■ TASK
All the entries need to be quoted exactly, apart from the pictures, which you should drop.

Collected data
****************

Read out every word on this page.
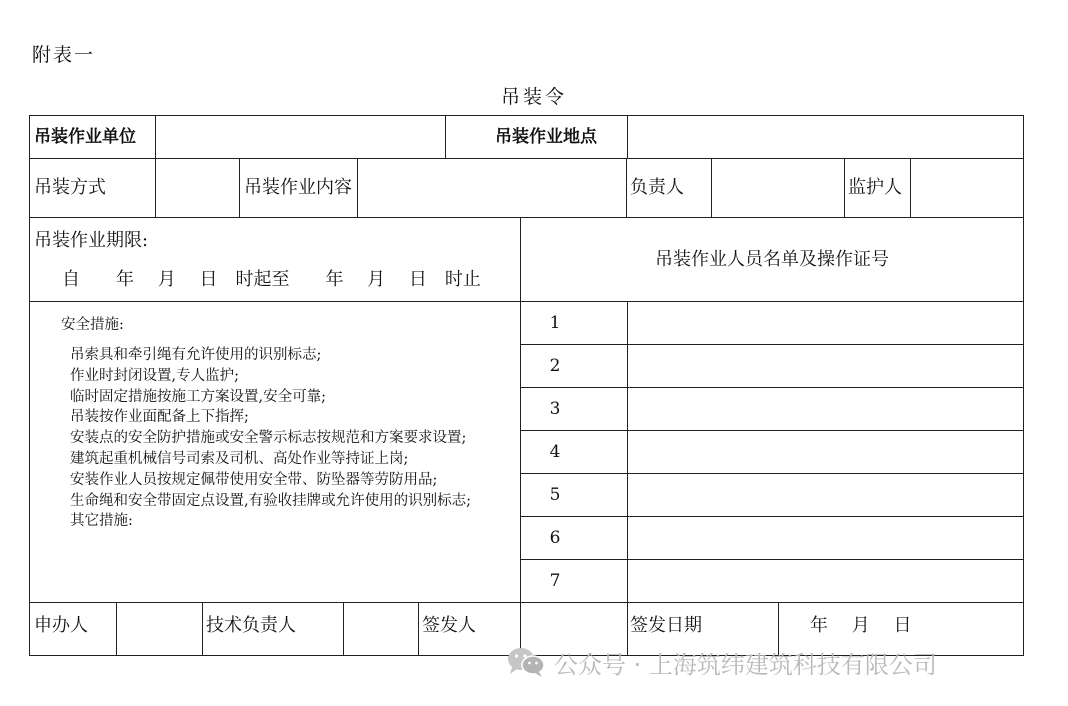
附表一
吊装令
吊装作业单位	吊装作业地点
吊装方式	吊装作业内容	负责人	监护人
吊装作业期限:
自　　年　 月　 日　时起至　　年　 月　 日　时止
吊装作业人员名单及操作证号
安全措施:
吊索具和牵引绳有允许使用的识别标志;
作业时封闭设置,专人监护;
临时固定措施按施工方案设置,安全可靠;
吊装按作业面配备上下指挥;
安装点的安全防护措施或安全警示标志按规范和方案要求设置;
建筑起重机械信号司索及司机、高处作业等持证上岗;
安装作业人员按规定佩带使用安全带、防坠器等劳防用品;
生命绳和安全带固定点设置,有验收挂牌或允许使用的识别标志;
其它措施:
1
2
3
4
5
6
7
申办人	技术负责人	签发人	签发日期	年　 月　 日
公众号 · 上海筑纬建筑科技有限公司
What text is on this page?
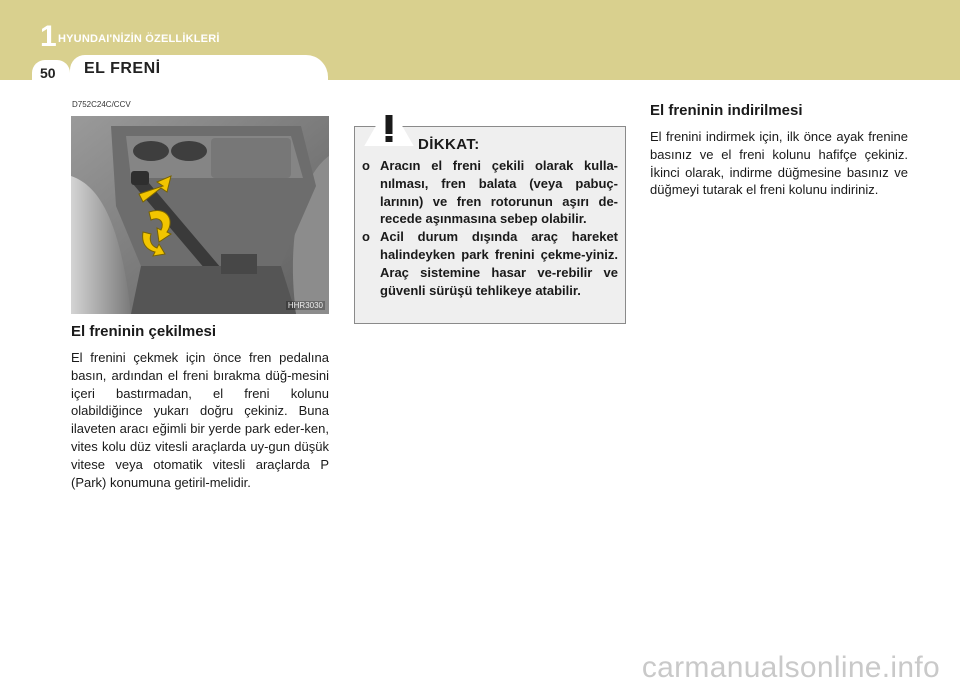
1 HYUNDAI'NİZİN ÖZELLİKLERİ
50 EL FRENİ
D752C24C/CCV
HHR3030
El freninin çekilmesi
El frenini çekmek için önce fren pedalına basın, ardından el freni bırakma düğ-mesini içeri bastırmadan, el freni kolunu olabildiğince yukarı doğru çekiniz. Buna ilaveten aracı eğimli bir yerde park eder-ken, vites kolu düz vitesli araçlarda uy-gun düşük vitese veya otomatik vitesli araçlarda P (Park) konumuna getiril-melidir.
DİKKAT:
o Aracın el freni çekili olarak kulla-nılması, fren balata (veya pabuç-larının) ve fren rotorunun aşırı de-recede aşınmasına sebep olabilir.
o Acil durum dışında araç hareket halindeyken park frenini çekme-yiniz. Araç sistemine hasar ve-rebilir ve güvenli sürüşü tehlikeye atabilir.
El freninin indirilmesi
El frenini indirmek için, ilk önce ayak frenine basınız ve el freni kolunu hafifçe çekiniz. İkinci olarak, indirme düğmesine basınız ve düğmeyi tutarak el freni kolunu indiriniz.
carmanualsonline.info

****************

■ ANSWER FOR THE TASK
Read out every word on this page.
附表一
吊装令
吊装作业单位	吊装作业地点
吊装方式	吊装作业内容	负责人	监护人
吊装作业期限:
自　　年　 月　 日　时起至　　年　 月　 日　时止
吊装作业人员名单及操作证号
安全措施:
吊索具和牵引绳有允许使用的识别标志;
作业时封闭设置,专人监护;
临时固定措施按施工方案设置,安全可靠;
吊装按作业面配备上下指挥;
安装点的安全防护措施或安全警示标志按规范和方案要求设置;
建筑起重机械信号司索及司机、高处作业等持证上岗;
安装作业人员按规定佩带使用安全带、防坠器等劳防用品;
生命绳和安全带固定点设置,有验收挂牌或允许使用的识别标志;
其它措施:
1
2
3
4
5
6
7
申办人	技术负责人	签发人	签发日期	年　 月　 日
公众号 · 上海筑纬建筑科技有限公司
What text is on this page?
1 HYUNDAI'NİZİN ÖZELLİKLERİ
50 EL FRENİ
D752C24C/CCV
HHR3030
El freninin çekilmesi
El frenini çekmek için önce fren pedalına basın, ardından el freni bırakma düğ-mesini içeri bastırmadan, el freni kolunu olabildiğince yukarı doğru çekiniz. Buna ilaveten aracı eğimli bir yerde park eder-ken, vites kolu düz vitesli araçlarda uy-gun düşük vitese veya otomatik vitesli araçlarda P (Park) konumuna getiril-melidir.
DİKKAT:
o Aracın el freni çekili olarak kulla-nılması, fren balata (veya pabuç-larının) ve fren rotorunun aşırı de-recede aşınmasına sebep olabilir.
o Acil durum dışında araç hareket halindeyken park frenini çekme-yiniz. Araç sistemine hasar ve-rebilir ve güvenli sürüşü tehlikeye atabilir.
El freninin indirilmesi
El frenini indirmek için, ilk önce ayak frenine basınız ve el freni kolunu hafifçe çekiniz. İkinci olarak, indirme düğmesine basınız ve düğmeyi tutarak el freni kolunu indiriniz.
carmanualsonline.info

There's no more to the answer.